▶ _PROBLEM_
Please say how many lines of the listing hold "împărțit", with no other words in the answer.

▶ _SUPPLIED ENTRIES_
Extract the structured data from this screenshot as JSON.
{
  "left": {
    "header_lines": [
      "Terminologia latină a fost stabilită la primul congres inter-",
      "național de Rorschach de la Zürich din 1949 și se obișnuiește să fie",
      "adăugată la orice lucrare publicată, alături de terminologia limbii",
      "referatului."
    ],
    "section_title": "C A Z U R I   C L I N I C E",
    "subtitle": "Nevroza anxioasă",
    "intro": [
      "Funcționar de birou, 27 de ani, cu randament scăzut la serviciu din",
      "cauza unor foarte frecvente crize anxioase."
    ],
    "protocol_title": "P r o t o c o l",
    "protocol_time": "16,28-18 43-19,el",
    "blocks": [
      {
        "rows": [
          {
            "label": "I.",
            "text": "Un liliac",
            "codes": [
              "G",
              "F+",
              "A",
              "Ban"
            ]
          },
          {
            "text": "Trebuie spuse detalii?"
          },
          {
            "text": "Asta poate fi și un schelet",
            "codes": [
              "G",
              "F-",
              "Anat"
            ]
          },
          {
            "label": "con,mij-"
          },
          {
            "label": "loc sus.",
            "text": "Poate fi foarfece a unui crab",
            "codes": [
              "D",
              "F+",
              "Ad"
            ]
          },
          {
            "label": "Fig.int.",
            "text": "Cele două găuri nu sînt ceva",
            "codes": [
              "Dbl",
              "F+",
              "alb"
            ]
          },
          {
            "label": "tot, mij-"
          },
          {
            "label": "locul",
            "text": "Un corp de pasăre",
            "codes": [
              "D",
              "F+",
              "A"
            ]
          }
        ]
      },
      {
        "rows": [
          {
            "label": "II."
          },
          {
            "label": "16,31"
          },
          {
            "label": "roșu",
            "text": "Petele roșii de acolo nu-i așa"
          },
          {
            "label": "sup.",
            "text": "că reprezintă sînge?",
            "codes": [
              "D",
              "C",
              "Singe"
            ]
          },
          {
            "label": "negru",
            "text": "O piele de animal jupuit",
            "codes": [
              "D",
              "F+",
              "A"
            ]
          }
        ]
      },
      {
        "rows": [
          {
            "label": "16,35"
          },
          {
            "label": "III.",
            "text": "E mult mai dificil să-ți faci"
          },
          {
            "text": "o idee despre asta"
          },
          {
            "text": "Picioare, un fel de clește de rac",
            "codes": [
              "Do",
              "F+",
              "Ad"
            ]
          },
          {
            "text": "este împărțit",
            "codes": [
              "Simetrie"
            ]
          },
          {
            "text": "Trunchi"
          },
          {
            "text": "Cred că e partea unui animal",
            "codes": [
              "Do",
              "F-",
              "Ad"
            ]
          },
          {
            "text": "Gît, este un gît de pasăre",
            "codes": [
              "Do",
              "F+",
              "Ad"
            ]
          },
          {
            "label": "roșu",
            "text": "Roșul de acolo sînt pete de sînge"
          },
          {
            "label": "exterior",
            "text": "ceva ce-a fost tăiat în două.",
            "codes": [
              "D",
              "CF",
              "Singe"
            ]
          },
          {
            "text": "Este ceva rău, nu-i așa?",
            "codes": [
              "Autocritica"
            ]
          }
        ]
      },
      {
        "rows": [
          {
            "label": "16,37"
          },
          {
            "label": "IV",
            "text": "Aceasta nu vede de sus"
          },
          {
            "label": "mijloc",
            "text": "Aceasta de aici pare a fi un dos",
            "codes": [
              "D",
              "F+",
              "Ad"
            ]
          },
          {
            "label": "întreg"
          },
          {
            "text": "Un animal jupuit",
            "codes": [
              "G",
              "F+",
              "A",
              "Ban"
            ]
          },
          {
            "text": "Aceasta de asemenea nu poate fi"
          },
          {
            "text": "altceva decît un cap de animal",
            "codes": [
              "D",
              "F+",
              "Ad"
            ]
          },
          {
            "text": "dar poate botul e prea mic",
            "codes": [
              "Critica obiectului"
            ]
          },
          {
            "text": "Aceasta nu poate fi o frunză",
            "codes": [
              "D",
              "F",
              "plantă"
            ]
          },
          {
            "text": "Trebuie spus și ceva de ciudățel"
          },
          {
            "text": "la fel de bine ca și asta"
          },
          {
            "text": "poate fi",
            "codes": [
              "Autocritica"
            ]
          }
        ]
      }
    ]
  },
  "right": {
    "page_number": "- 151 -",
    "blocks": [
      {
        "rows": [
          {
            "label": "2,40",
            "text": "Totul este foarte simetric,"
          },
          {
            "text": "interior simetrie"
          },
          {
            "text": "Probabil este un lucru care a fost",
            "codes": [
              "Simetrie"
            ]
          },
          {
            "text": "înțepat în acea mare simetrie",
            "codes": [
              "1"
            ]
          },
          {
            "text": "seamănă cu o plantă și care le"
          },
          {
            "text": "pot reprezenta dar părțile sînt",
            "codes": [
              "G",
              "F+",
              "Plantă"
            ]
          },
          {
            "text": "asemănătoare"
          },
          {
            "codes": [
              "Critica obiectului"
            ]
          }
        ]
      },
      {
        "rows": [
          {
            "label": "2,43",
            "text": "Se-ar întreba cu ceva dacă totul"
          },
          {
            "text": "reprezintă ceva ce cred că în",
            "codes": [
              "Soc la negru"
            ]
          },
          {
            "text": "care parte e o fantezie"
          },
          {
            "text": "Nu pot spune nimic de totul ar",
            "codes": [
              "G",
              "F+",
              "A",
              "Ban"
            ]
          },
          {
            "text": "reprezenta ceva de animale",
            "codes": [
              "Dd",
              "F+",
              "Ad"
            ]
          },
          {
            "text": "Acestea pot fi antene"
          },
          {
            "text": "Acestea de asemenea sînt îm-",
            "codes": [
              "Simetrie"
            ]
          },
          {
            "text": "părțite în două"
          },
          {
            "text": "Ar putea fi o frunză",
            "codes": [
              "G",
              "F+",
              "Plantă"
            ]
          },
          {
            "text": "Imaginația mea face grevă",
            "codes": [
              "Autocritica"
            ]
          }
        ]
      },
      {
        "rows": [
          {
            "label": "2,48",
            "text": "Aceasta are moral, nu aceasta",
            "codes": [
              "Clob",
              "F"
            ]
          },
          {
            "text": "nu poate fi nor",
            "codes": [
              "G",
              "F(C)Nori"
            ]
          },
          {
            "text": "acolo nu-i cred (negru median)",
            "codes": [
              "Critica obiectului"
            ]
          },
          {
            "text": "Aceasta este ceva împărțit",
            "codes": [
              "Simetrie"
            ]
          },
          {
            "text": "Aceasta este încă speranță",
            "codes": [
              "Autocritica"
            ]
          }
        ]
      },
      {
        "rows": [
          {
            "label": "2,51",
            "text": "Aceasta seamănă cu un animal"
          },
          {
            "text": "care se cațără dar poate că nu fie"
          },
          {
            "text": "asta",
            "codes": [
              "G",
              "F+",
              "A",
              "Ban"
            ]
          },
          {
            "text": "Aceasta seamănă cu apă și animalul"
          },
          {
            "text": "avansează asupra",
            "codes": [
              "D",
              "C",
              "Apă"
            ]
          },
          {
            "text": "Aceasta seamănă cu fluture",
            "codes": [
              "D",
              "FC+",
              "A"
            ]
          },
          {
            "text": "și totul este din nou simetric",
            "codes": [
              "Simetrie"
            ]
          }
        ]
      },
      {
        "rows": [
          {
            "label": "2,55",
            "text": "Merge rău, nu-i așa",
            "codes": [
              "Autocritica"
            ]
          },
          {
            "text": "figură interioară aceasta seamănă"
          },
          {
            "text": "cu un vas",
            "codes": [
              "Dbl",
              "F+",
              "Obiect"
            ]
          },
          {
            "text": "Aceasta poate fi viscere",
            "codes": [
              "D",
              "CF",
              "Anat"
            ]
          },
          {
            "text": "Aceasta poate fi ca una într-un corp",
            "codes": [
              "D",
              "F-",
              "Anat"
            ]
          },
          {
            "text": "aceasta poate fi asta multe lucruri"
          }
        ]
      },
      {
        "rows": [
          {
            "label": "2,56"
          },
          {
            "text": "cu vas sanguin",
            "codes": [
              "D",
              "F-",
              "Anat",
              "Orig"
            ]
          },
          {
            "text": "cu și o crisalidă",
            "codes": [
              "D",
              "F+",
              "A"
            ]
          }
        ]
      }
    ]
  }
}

▶ _RESPONSE BELOW_
2